(GOAL) Check each line of the listing below for the string "salesdemo", and give only how many lines hold it.

(DATA FOR THIS EXERCISE)
• • •
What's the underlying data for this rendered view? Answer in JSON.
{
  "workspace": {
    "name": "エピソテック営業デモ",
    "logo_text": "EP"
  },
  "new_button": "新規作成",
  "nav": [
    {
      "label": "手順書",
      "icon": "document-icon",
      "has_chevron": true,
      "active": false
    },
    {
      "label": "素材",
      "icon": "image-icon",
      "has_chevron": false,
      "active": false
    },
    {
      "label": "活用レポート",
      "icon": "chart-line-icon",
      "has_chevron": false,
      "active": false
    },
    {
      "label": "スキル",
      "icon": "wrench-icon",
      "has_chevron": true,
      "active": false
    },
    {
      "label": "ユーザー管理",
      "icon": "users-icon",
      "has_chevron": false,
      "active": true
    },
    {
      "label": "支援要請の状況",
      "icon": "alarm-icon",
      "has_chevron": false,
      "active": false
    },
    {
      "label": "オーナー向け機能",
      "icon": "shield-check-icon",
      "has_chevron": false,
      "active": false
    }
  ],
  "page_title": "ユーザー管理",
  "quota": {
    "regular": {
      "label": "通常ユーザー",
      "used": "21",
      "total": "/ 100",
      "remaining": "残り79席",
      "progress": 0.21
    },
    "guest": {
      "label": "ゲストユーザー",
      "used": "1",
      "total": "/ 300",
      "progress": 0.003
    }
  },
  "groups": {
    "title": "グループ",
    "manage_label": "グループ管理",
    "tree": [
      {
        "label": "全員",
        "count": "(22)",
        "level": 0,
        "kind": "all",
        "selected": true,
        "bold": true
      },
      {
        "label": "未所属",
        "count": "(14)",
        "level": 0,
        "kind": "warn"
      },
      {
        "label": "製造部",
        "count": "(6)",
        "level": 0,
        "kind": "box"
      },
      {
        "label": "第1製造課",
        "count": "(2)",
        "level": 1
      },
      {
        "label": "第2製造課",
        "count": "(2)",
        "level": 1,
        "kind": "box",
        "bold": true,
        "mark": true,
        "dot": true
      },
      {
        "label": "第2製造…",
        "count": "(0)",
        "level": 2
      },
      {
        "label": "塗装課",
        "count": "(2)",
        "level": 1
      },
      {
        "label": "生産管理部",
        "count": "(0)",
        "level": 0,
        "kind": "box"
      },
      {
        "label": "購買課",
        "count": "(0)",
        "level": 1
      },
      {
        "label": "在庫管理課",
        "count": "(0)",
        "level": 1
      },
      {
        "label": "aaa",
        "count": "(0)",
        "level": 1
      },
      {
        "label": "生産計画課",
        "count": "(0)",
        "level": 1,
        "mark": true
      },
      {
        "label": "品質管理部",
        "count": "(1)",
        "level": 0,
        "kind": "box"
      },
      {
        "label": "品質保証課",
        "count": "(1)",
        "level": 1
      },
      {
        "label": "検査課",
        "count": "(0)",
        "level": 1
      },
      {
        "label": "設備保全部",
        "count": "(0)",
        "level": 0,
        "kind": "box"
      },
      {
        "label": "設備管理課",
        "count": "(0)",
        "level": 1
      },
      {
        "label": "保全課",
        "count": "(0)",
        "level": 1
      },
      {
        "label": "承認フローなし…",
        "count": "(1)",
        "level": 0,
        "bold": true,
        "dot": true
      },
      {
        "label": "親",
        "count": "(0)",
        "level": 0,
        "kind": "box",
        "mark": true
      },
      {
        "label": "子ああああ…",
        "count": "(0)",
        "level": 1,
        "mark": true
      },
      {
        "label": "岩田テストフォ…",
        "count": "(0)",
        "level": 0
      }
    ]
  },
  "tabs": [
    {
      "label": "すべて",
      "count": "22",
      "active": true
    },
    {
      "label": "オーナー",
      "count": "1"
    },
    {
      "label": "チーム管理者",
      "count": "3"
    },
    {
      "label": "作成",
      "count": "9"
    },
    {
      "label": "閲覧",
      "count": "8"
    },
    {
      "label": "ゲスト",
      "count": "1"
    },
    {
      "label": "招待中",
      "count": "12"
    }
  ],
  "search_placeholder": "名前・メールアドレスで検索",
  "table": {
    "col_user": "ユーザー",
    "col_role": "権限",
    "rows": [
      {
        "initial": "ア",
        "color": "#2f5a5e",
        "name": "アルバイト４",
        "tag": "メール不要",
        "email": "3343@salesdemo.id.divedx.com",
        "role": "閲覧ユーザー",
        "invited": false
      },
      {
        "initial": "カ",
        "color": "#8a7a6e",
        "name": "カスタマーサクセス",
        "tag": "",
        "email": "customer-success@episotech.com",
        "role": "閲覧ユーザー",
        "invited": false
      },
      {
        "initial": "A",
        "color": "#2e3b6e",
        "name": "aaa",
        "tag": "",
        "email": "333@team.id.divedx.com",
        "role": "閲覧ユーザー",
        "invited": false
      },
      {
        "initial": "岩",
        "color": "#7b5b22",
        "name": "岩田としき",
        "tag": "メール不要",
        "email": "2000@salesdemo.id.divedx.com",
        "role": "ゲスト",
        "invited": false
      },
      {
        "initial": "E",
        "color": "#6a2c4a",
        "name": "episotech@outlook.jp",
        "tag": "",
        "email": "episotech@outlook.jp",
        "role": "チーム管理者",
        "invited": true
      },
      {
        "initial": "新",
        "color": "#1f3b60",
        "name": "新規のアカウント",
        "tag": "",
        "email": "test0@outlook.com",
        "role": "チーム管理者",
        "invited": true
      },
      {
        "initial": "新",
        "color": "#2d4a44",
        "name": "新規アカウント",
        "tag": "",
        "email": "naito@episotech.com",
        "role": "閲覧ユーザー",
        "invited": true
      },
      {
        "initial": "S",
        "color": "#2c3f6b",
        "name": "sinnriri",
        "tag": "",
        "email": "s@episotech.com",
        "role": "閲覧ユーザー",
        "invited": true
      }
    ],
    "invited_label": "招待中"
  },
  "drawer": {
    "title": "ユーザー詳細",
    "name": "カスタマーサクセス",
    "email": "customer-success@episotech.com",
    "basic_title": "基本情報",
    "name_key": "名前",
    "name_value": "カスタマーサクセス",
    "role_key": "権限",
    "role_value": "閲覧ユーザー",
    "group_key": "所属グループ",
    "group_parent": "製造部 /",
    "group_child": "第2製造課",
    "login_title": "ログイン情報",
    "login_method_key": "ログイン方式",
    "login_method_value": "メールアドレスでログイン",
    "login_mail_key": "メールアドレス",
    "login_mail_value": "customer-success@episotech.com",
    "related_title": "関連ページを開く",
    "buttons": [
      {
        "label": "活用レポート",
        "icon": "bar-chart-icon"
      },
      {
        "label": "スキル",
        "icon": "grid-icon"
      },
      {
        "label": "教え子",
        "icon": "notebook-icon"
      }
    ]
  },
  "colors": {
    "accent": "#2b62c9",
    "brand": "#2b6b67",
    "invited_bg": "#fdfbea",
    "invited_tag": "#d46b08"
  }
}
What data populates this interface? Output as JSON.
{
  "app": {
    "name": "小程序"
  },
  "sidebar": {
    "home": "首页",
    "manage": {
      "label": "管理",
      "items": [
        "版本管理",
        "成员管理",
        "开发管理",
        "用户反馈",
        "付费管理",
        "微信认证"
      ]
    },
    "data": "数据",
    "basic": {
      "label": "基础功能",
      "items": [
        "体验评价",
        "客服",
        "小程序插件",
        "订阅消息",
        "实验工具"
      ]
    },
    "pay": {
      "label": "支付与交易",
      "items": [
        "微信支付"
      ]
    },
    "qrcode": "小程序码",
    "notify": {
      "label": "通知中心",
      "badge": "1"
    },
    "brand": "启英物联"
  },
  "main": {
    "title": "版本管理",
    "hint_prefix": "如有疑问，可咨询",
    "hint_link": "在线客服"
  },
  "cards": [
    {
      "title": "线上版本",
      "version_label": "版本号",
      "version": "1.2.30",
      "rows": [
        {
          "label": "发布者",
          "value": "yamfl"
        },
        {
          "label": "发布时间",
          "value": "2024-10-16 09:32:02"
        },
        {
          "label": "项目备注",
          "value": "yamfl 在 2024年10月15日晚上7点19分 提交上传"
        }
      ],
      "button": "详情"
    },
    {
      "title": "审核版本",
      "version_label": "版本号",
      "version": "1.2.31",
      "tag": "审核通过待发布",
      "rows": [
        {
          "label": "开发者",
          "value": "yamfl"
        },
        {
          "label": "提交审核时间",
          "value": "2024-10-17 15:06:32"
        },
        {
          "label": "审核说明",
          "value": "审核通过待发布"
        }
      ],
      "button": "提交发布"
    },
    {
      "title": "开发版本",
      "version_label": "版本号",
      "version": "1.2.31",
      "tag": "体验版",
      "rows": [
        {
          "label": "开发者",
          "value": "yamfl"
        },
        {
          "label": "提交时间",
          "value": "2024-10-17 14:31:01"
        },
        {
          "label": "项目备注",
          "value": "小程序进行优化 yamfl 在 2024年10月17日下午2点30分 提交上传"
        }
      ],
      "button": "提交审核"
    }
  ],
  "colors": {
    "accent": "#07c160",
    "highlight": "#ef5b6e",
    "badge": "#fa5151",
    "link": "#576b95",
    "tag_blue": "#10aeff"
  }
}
• • •
(ANSWER) 2